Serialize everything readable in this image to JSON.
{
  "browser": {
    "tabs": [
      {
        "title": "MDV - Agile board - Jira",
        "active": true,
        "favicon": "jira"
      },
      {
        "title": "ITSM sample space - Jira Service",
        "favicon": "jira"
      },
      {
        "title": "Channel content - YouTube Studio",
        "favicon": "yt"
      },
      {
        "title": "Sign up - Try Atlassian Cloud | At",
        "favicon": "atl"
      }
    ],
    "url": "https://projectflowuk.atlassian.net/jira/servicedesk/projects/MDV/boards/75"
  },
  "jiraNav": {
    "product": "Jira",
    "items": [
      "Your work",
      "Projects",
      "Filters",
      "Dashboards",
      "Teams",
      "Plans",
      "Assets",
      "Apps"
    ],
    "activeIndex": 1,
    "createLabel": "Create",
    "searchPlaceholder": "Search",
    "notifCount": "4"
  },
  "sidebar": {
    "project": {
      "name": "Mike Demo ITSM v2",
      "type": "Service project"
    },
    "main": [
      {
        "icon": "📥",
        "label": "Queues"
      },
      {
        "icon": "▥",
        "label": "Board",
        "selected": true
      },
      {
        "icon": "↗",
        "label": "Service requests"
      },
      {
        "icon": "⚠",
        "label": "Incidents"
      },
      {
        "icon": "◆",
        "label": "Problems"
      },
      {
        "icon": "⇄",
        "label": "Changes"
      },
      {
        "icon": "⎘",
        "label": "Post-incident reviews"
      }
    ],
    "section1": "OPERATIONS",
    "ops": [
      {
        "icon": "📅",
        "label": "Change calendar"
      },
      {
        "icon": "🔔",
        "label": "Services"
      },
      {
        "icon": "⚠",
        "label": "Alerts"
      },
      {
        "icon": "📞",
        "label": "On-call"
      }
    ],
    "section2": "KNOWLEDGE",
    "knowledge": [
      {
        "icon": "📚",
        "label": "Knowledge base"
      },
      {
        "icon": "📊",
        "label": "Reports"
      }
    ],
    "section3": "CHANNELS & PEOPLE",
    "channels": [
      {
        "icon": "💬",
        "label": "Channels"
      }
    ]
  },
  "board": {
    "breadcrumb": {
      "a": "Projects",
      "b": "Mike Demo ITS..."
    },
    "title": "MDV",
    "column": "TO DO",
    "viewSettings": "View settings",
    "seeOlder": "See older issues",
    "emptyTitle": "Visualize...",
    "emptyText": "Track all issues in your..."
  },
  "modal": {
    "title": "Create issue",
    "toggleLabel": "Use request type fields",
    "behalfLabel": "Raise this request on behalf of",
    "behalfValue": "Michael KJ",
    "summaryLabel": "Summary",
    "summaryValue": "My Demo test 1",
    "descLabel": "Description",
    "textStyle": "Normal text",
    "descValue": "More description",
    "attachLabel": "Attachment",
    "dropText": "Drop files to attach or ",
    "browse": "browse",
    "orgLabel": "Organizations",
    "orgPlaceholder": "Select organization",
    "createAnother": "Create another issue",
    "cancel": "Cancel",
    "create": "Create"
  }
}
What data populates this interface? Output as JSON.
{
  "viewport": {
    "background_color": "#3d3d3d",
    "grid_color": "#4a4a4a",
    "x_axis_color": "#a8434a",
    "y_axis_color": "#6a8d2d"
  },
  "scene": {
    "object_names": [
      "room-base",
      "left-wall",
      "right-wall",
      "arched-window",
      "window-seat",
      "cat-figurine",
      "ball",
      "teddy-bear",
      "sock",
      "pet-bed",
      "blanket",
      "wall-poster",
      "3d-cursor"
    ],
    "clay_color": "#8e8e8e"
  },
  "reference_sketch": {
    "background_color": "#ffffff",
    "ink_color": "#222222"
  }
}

▬▬▬

■ GIVEN PROBLEM
Return each line that includes "type".

■ FINISHED EXERCISE
      "type": "Service project"
    "toggleLabel": "Use request type fields",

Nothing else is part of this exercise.